▶ _Instructions for the task_
Each line of the material must be returned exactly.

++++++++

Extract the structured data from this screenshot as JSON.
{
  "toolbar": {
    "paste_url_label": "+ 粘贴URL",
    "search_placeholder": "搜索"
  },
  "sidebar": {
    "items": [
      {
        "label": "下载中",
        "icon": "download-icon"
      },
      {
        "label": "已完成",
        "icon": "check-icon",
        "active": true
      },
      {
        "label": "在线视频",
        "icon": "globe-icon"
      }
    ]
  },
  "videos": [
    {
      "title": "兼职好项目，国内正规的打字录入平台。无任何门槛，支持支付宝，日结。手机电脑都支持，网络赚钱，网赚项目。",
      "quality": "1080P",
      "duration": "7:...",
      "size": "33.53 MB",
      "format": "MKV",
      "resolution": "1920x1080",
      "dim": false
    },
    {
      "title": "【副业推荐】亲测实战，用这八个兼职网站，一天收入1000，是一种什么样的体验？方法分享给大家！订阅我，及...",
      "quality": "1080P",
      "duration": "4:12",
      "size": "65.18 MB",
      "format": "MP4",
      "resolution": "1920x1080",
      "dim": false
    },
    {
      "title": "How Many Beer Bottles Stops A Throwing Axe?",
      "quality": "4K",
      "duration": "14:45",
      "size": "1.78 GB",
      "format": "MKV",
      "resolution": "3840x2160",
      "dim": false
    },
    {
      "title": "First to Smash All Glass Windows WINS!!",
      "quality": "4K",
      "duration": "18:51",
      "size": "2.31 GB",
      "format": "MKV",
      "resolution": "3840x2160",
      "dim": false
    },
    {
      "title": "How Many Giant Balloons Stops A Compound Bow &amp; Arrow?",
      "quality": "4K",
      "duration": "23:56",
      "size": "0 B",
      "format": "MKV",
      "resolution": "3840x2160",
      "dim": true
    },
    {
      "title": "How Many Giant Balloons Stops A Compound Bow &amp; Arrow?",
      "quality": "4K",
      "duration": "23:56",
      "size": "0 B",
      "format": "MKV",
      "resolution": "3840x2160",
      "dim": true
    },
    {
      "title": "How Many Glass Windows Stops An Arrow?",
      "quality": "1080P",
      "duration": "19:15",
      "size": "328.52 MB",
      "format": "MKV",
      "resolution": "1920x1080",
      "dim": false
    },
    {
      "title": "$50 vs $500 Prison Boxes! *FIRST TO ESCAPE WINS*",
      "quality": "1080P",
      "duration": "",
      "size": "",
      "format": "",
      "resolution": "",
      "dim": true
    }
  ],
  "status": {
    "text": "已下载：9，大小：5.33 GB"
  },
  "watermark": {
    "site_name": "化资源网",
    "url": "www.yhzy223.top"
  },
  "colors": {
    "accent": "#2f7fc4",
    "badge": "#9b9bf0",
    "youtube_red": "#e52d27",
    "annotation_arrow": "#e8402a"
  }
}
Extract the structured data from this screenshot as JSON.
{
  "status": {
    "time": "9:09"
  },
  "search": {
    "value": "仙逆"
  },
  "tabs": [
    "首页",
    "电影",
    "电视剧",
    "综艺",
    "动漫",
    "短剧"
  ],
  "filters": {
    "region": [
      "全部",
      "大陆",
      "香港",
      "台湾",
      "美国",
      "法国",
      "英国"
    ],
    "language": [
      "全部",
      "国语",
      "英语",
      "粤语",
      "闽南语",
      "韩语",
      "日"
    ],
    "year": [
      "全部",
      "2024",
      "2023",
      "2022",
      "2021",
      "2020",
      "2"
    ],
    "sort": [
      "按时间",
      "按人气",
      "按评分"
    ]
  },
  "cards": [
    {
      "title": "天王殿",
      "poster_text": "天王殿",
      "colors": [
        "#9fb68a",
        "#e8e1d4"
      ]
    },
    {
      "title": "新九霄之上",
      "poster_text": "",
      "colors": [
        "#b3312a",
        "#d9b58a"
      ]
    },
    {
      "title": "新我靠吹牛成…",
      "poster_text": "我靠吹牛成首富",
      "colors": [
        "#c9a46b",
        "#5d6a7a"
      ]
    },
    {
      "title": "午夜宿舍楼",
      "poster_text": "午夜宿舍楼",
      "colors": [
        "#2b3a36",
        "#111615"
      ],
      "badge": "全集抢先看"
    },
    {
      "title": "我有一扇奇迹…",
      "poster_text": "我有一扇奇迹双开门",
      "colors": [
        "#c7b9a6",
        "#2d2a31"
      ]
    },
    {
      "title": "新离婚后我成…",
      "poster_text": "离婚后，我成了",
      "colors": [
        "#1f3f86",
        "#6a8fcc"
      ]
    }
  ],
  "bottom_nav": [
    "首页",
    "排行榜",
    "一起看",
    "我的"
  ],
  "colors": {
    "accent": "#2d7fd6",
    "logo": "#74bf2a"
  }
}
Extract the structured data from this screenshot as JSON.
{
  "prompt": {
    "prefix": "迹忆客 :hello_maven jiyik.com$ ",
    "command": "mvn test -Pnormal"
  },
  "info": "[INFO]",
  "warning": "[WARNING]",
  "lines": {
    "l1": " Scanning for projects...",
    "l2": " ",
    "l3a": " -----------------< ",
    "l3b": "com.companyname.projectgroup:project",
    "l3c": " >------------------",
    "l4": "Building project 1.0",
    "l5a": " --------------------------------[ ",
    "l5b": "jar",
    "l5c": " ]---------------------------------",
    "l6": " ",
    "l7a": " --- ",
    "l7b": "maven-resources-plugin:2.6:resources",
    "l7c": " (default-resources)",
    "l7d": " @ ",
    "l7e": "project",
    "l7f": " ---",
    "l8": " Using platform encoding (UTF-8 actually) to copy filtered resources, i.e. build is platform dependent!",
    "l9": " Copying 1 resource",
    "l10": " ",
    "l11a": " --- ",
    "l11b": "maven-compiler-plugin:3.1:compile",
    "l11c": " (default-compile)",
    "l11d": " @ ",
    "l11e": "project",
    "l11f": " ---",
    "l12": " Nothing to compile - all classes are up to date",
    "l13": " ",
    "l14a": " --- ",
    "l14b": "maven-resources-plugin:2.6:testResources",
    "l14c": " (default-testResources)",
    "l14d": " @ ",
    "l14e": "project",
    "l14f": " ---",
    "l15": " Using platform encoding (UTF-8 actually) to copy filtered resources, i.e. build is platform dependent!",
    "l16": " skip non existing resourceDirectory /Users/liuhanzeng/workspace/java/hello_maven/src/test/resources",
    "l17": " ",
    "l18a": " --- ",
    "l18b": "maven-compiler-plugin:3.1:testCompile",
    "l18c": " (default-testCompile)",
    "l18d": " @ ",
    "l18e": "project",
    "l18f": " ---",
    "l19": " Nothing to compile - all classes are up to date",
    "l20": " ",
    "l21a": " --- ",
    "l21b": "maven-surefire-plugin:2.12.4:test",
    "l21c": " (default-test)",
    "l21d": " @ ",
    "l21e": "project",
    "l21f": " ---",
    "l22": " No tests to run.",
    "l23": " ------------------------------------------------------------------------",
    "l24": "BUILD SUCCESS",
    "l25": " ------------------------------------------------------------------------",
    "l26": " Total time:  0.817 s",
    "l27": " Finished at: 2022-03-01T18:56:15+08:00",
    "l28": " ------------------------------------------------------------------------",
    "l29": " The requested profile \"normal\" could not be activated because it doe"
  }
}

++++++++

▶ _Complete response_
Extract the structured data from this screenshot as JSON.
{
  "toolbar": {
    "paste_url_label": "+ 粘贴URL",
    "search_placeholder": "搜索"
  },
  "sidebar": {
    "items": [
      {
        "label": "下载中",
        "icon": "download-icon"
      },
      {
        "label": "已完成",
        "icon": "check-icon",
        "active": true
      },
      {
        "label": "在线视频",
        "icon": "globe-icon"
      }
    ]
  },
  "videos": [
    {
      "title": "兼职好项目，国内正规的打字录入平台。无任何门槛，支持支付宝，日结。手机电脑都支持，网络赚钱，网赚项目。",
      "quality": "1080P",
      "duration": "7:...",
      "size": "33.53 MB",
      "format": "MKV",
      "resolution": "1920x1080",
      "dim": false
    },
    {
      "title": "【副业推荐】亲测实战，用这八个兼职网站，一天收入1000，是一种什么样的体验？方法分享给大家！订阅我，及...",
      "quality": "1080P",
      "duration": "4:12",
      "size": "65.18 MB",
      "format": "MP4",
      "resolution": "1920x1080",
      "dim": false
    },
    {
      "title": "How Many Beer Bottles Stops A Throwing Axe?",
      "quality": "4K",
      "duration": "14:45",
      "size": "1.78 GB",
      "format": "MKV",
      "resolution": "3840x2160",
      "dim": false
    },
    {
      "title": "First to Smash All Glass Windows WINS!!",
      "quality": "4K",
      "duration": "18:51",
      "size": "2.31 GB",
      "format": "MKV",
      "resolution": "3840x2160",
      "dim": false
    },
    {
      "title": "How Many Giant Balloons Stops A Compound Bow &amp; Arrow?",
      "quality": "4K",
      "duration": "23:56",
      "size": "0 B",
      "format": "MKV",
      "resolution": "3840x2160",
      "dim": true
    },
    {
      "title": "How Many Giant Balloons Stops A Compound Bow &amp; Arrow?",
      "quality": "4K",
      "duration": "23:56",
      "size": "0 B",
      "format": "MKV",
      "resolution": "3840x2160",
      "dim": true
    },
    {
      "title": "How Many Glass Windows Stops An Arrow?",
      "quality": "1080P",
      "duration": "19:15",
      "size": "328.52 MB",
      "format": "MKV",
      "resolution": "1920x1080",
      "dim": false
    },
    {
      "title": "$50 vs $500 Prison Boxes! *FIRST TO ESCAPE WINS*",
      "quality": "1080P",
      "duration": "",
      "size": "",
      "format": "",
      "resolution": "",
      "dim": true
    }
  ],
  "status": {
    "text": "已下载：9，大小：5.33 GB"
  },
  "watermark": {
    "site_name": "化资源网",
    "url": "www.yhzy223.top"
  },
  "colors": {
    "accent": "#2f7fc4",
    "badge": "#9b9bf0",
    "youtube_red": "#e52d27",
    "annotation_arrow": "#e8402a"
  }
}
Extract the structured data from this screenshot as JSON.
{
  "status": {
    "time": "9:09"
  },
  "search": {
    "value": "仙逆"
  },
  "tabs": [
    "首页",
    "电影",
    "电视剧",
    "综艺",
    "动漫",
    "短剧"
  ],
  "filters": {
    "region": [
      "全部",
      "大陆",
      "香港",
      "台湾",
      "美国",
      "法国",
      "英国"
    ],
    "language": [
      "全部",
      "国语",
      "英语",
      "粤语",
      "闽南语",
      "韩语",
      "日"
    ],
    "year": [
      "全部",
      "2024",
      "2023",
      "2022",
      "2021",
      "2020",
      "2"
    ],
    "sort": [
      "按时间",
      "按人气",
      "按评分"
    ]
  },
  "cards": [
    {
      "title": "天王殿",
      "poster_text": "天王殿",
      "colors": [
        "#9fb68a",
        "#e8e1d4"
      ]
    },
    {
      "title": "新九霄之上",
      "poster_text": "",
      "colors": [
        "#b3312a",
        "#d9b58a"
      ]
    },
    {
      "title": "新我靠吹牛成…",
      "poster_text": "我靠吹牛成首富",
      "colors": [
        "#c9a46b",
        "#5d6a7a"
      ]
    },
    {
      "title": "午夜宿舍楼",
      "poster_text": "午夜宿舍楼",
      "colors": [
        "#2b3a36",
        "#111615"
      ],
      "badge": "全集抢先看"
    },
    {
      "title": "我有一扇奇迹…",
      "poster_text": "我有一扇奇迹双开门",
      "colors": [
        "#c7b9a6",
        "#2d2a31"
      ]
    },
    {
      "title": "新离婚后我成…",
      "poster_text": "离婚后，我成了",
      "colors": [
        "#1f3f86",
        "#6a8fcc"
      ]
    }
  ],
  "bottom_nav": [
    "首页",
    "排行榜",
    "一起看",
    "我的"
  ],
  "colors": {
    "accent": "#2d7fd6",
    "logo": "#74bf2a"
  }
}
Extract the structured data from this screenshot as JSON.
{
  "prompt": {
    "prefix": "迹忆客 :hello_maven jiyik.com$ ",
    "command": "mvn test -Pnormal"
  },
  "info": "[INFO]",
  "warning": "[WARNING]",
  "lines": {
    "l1": " Scanning for projects...",
    "l2": " ",
    "l3a": " -----------------< ",
    "l3b": "com.companyname.projectgroup:project",
    "l3c": " >------------------",
    "l4": "Building project 1.0",
    "l5a": " --------------------------------[ ",
    "l5b": "jar",
    "l5c": " ]---------------------------------",
    "l6": " ",
    "l7a": " --- ",
    "l7b": "maven-resources-plugin:2.6:resources",
    "l7c": " (default-resources)",
    "l7d": " @ ",
    "l7e": "project",
    "l7f": " ---",
    "l8": " Using platform encoding (UTF-8 actually) to copy filtered resources, i.e. build is platform dependent!",
    "l9": " Copying 1 resource",
    "l10": " ",
    "l11a": " --- ",
    "l11b": "maven-compiler-plugin:3.1:compile",
    "l11c": " (default-compile)",
    "l11d": " @ ",
    "l11e": "project",
    "l11f": " ---",
    "l12": " Nothing to compile - all classes are up to date",
    "l13": " ",
    "l14a": " --- ",
    "l14b": "maven-resources-plugin:2.6:testResources",
    "l14c": " (default-testResources)",
    "l14d": " @ ",
    "l14e": "project",
    "l14f": " ---",
    "l15": " Using platform encoding (UTF-8 actually) to copy filtered resources, i.e. build is platform dependent!",
    "l16": " skip non existing resourceDirectory /Users/liuhanzeng/workspace/java/hello_maven/src/test/resources",
    "l17": " ",
    "l18a": " --- ",
    "l18b": "maven-compiler-plugin:3.1:testCompile",
    "l18c": " (default-testCompile)",
    "l18d": " @ ",
    "l18e": "project",
    "l18f": " ---",
    "l19": " Nothing to compile - all classes are up to date",
    "l20": " ",
    "l21a": " --- ",
    "l21b": "maven-surefire-plugin:2.12.4:test",
    "l21c": " (default-test)",
    "l21d": " @ ",
    "l21e": "project",
    "l21f": " ---",
    "l22": " No tests to run.",
    "l23": " ------------------------------------------------------------------------",
    "l24": "BUILD SUCCESS",
    "l25": " ------------------------------------------------------------------------",
    "l26": " Total time:  0.817 s",
    "l27": " Finished at: 2022-03-01T18:56:15+08:00",
    "l28": " ------------------------------------------------------------------------",
    "l29": " The requested profile \"normal\" could not be activated because it doe"
  }
}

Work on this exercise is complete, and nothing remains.